* Required work *
Write out the entries below once more, exactly.

****************

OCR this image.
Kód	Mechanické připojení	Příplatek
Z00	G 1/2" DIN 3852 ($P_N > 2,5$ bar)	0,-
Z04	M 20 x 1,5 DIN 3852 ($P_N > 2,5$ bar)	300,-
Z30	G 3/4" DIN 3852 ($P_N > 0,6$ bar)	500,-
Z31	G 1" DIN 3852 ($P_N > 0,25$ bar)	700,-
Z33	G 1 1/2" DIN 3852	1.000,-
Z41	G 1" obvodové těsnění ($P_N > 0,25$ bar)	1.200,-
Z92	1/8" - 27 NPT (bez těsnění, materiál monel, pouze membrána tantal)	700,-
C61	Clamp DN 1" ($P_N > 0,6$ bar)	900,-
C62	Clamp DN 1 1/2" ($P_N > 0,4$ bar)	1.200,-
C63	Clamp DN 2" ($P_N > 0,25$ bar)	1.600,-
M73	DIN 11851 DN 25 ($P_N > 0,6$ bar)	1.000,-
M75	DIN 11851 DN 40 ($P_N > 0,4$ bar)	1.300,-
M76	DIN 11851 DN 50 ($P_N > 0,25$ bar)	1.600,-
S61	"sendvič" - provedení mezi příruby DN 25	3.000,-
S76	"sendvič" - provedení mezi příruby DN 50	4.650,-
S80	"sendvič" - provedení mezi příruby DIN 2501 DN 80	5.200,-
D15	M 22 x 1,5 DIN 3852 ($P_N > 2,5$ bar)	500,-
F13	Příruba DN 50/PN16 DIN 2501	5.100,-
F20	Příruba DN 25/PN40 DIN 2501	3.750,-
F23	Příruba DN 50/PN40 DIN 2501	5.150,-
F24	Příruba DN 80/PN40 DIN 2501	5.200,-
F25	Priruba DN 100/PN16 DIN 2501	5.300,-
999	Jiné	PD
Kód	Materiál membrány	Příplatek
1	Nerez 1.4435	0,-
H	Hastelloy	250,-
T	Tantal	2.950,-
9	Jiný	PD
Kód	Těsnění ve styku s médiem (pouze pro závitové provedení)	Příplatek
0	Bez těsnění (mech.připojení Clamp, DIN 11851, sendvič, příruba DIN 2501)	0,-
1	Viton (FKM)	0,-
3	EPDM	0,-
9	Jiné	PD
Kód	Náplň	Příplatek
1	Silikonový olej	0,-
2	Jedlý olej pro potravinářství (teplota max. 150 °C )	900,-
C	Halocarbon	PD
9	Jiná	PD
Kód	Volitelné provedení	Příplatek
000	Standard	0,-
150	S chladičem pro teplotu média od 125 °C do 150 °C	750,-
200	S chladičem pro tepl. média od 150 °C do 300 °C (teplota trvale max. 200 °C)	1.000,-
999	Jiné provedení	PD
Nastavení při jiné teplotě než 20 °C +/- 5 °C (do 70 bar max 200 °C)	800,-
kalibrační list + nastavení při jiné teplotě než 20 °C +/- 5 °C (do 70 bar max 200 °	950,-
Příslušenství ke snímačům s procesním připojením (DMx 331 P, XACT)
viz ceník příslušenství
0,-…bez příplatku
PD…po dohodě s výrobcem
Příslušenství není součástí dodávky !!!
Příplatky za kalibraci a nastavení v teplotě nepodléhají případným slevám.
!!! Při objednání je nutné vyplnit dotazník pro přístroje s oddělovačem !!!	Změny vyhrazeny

****************

* Exercise response *
OCR this image.
Kód	Mechanické připojení	Příplatek
Z00	G 1/2" DIN 3852 ($P_N > 2,5$ bar)	0,-
Z04	M 20 x 1,5 DIN 3852 ($P_N > 2,5$ bar)	300,-
Z30	G 3/4" DIN 3852 ($P_N > 0,6$ bar)	500,-
Z31	G 1" DIN 3852 ($P_N > 0,25$ bar)	700,-
Z33	G 1 1/2" DIN 3852	1.000,-
Z41	G 1" obvodové těsnění ($P_N > 0,25$ bar)	1.200,-
Z92	1/8" - 27 NPT (bez těsnění, materiál monel, pouze membrána tantal)	700,-
C61	Clamp DN 1" ($P_N > 0,6$ bar)	900,-
C62	Clamp DN 1 1/2" ($P_N > 0,4$ bar)	1.200,-
C63	Clamp DN 2" ($P_N > 0,25$ bar)	1.600,-
M73	DIN 11851 DN 25 ($P_N > 0,6$ bar)	1.000,-
M75	DIN 11851 DN 40 ($P_N > 0,4$ bar)	1.300,-
M76	DIN 11851 DN 50 ($P_N > 0,25$ bar)	1.600,-
S61	"sendvič" - provedení mezi příruby DN 25	3.000,-
S76	"sendvič" - provedení mezi příruby DN 50	4.650,-
S80	"sendvič" - provedení mezi příruby DIN 2501 DN 80	5.200,-
D15	M 22 x 1,5 DIN 3852 ($P_N > 2,5$ bar)	500,-
F13	Příruba DN 50/PN16 DIN 2501	5.100,-
F20	Příruba DN 25/PN40 DIN 2501	3.750,-
F23	Příruba DN 50/PN40 DIN 2501	5.150,-
F24	Příruba DN 80/PN40 DIN 2501	5.200,-
F25	Priruba DN 100/PN16 DIN 2501	5.300,-
999	Jiné	PD
Kód	Materiál membrány	Příplatek
1	Nerez 1.4435	0,-
H	Hastelloy	250,-
T	Tantal	2.950,-
9	Jiný	PD
Kód	Těsnění ve styku s médiem (pouze pro závitové provedení)	Příplatek
0	Bez těsnění (mech.připojení Clamp, DIN 11851, sendvič, příruba DIN 2501)	0,-
1	Viton (FKM)	0,-
3	EPDM	0,-
9	Jiné	PD
Kód	Náplň	Příplatek
1	Silikonový olej	0,-
2	Jedlý olej pro potravinářství (teplota max. 150 °C )	900,-
C	Halocarbon	PD
9	Jiná	PD
Kód	Volitelné provedení	Příplatek
000	Standard	0,-
150	S chladičem pro teplotu média od 125 °C do 150 °C	750,-
200	S chladičem pro tepl. média od 150 °C do 300 °C (teplota trvale max. 200 °C)	1.000,-
999	Jiné provedení	PD
Nastavení při jiné teplotě než 20 °C +/- 5 °C (do 70 bar max 200 °C)	800,-
kalibrační list + nastavení při jiné teplotě než 20 °C +/- 5 °C (do 70 bar max 200 °	950,-
Příslušenství ke snímačům s procesním připojením (DMx 331 P, XACT)
viz ceník příslušenství
0,-…bez příplatku
PD…po dohodě s výrobcem
Příslušenství není součástí dodávky !!!
Příplatky za kalibraci a nastavení v teplotě nepodléhají případným slevám.
!!! Při objednání je nutné vyplnit dotazník pro přístroje s oddělovačem !!!	Změny vyhrazeny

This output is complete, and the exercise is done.